## Your goal
Write out the data again in full, exactly as it reads.

# Data for this exercise start

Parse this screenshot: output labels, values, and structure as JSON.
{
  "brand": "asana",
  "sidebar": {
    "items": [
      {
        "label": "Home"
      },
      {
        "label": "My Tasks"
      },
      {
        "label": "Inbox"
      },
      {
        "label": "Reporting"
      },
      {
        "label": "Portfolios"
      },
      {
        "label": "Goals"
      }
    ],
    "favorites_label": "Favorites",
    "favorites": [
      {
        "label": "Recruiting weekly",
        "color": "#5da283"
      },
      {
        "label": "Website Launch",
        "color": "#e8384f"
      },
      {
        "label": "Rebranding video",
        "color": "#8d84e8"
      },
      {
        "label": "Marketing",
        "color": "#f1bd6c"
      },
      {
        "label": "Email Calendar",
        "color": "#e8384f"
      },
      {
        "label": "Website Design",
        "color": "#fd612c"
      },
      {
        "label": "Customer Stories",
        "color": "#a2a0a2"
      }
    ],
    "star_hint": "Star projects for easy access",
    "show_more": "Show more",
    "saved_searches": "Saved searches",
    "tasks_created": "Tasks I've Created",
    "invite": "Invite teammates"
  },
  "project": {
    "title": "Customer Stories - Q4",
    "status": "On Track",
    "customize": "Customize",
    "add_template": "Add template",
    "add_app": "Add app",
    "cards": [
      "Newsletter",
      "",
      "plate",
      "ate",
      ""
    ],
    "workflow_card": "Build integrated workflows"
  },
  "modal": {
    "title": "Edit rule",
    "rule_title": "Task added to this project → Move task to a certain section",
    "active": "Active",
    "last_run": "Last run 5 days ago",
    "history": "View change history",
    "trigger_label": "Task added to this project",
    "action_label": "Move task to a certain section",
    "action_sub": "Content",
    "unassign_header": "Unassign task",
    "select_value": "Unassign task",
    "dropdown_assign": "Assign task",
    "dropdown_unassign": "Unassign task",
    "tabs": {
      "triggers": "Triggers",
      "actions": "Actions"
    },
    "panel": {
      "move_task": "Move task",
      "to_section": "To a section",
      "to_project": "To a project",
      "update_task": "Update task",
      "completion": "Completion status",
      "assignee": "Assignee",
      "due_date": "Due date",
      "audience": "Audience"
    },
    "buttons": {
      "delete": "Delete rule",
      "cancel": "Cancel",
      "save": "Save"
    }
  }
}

# Data for this exercise end

## The answer
Parse this screenshot: output labels, values, and structure as JSON.
{
  "brand": "asana",
  "sidebar": {
    "items": [
      {
        "label": "Home"
      },
      {
        "label": "My Tasks"
      },
      {
        "label": "Inbox"
      },
      {
        "label": "Reporting"
      },
      {
        "label": "Portfolios"
      },
      {
        "label": "Goals"
      }
    ],
    "favorites_label": "Favorites",
    "favorites": [
      {
        "label": "Recruiting weekly",
        "color": "#5da283"
      },
      {
        "label": "Website Launch",
        "color": "#e8384f"
      },
      {
        "label": "Rebranding video",
        "color": "#8d84e8"
      },
      {
        "label": "Marketing",
        "color": "#f1bd6c"
      },
      {
        "label": "Email Calendar",
        "color": "#e8384f"
      },
      {
        "label": "Website Design",
        "color": "#fd612c"
      },
      {
        "label": "Customer Stories",
        "color": "#a2a0a2"
      }
    ],
    "star_hint": "Star projects for easy access",
    "show_more": "Show more",
    "saved_searches": "Saved searches",
    "tasks_created": "Tasks I've Created",
    "invite": "Invite teammates"
  },
  "project": {
    "title": "Customer Stories - Q4",
    "status": "On Track",
    "customize": "Customize",
    "add_template": "Add template",
    "add_app": "Add app",
    "cards": [
      "Newsletter",
      "",
      "plate",
      "ate",
      ""
    ],
    "workflow_card": "Build integrated workflows"
  },
  "modal": {
    "title": "Edit rule",
    "rule_title": "Task added to this project → Move task to a certain section",
    "active": "Active",
    "last_run": "Last run 5 days ago",
    "history": "View change history",
    "trigger_label": "Task added to this project",
    "action_label": "Move task to a certain section",
    "action_sub": "Content",
    "unassign_header": "Unassign task",
    "select_value": "Unassign task",
    "dropdown_assign": "Assign task",
    "dropdown_unassign": "Unassign task",
    "tabs": {
      "triggers": "Triggers",
      "actions": "Actions"
    },
    "panel": {
      "move_task": "Move task",
      "to_section": "To a section",
      "to_project": "To a project",
      "update_task": "Update task",
      "completion": "Completion status",
      "assignee": "Assignee",
      "due_date": "Due date",
      "audience": "Audience"
    },
    "buttons": {
      "delete": "Delete rule",
      "cancel": "Cancel",
      "save": "Save"
    }
  }
}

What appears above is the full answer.